Required task
Lines containing the word "Froschkönigin" are the ones to copy from the records below.

(Collected data)
==============================

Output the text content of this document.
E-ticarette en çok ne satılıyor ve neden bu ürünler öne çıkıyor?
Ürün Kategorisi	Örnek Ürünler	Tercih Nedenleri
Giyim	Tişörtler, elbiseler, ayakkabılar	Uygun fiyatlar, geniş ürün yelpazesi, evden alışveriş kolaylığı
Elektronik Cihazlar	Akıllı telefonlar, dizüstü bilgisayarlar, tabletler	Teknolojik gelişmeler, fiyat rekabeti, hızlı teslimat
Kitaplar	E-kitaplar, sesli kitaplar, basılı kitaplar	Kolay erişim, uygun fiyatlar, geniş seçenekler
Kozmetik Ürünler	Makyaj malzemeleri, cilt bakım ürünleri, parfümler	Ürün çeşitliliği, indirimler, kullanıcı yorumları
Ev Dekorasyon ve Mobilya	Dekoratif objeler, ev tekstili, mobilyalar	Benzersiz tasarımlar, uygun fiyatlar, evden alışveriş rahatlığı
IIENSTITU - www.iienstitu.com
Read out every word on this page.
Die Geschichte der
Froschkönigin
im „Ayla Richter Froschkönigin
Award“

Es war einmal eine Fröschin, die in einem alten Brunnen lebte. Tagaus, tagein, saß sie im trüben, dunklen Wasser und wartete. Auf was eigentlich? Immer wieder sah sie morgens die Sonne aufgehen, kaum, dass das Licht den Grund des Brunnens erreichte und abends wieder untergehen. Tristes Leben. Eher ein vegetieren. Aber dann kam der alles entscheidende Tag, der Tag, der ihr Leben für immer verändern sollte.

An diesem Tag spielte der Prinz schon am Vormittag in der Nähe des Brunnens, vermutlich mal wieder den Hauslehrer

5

==============================

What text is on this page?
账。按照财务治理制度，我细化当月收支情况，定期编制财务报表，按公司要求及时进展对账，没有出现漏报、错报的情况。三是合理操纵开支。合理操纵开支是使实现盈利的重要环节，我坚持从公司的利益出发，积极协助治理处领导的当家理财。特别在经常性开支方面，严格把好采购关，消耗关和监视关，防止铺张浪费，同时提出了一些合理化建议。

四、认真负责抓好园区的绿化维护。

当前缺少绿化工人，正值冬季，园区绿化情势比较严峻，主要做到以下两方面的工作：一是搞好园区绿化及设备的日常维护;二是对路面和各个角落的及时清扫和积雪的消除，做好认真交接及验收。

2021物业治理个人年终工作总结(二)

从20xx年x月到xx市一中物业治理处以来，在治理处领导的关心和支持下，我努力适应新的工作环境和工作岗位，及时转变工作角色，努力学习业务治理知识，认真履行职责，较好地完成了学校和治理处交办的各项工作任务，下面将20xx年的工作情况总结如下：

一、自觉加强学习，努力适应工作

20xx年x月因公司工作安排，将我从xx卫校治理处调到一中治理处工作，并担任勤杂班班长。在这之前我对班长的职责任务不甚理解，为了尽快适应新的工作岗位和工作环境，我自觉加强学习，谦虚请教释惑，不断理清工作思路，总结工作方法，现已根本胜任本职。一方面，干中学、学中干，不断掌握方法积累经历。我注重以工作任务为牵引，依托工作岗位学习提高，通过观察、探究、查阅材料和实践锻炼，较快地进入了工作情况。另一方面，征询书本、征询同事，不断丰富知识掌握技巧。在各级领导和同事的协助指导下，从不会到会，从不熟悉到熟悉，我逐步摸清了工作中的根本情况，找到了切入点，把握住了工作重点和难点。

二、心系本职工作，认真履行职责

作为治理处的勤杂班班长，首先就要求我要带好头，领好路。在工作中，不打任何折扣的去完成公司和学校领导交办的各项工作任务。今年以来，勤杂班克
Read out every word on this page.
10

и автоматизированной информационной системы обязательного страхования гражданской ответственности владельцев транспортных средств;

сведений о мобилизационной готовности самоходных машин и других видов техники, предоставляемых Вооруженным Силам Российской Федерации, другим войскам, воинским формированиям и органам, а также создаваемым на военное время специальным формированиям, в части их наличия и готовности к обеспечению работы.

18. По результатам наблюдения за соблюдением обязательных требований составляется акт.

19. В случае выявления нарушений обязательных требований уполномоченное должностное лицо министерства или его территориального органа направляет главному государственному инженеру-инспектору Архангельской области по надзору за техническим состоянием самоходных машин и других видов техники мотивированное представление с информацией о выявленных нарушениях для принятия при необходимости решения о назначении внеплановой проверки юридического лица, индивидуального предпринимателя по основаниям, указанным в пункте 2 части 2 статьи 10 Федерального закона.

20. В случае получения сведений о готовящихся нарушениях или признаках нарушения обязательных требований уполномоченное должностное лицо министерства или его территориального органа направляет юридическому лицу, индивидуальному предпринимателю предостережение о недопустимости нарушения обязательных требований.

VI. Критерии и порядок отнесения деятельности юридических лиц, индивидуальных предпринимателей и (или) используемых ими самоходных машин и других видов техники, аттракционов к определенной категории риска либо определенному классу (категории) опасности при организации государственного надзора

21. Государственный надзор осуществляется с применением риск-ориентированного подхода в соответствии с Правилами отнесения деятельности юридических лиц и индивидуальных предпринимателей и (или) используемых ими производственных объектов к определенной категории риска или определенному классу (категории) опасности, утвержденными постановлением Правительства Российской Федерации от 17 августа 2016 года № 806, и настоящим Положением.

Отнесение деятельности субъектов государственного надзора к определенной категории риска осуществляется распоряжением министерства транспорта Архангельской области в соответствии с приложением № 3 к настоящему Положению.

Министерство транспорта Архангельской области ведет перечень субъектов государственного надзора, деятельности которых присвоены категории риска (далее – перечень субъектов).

==============================

Worked answer
Froschkönigin
im „Ayla Richter Froschkönigin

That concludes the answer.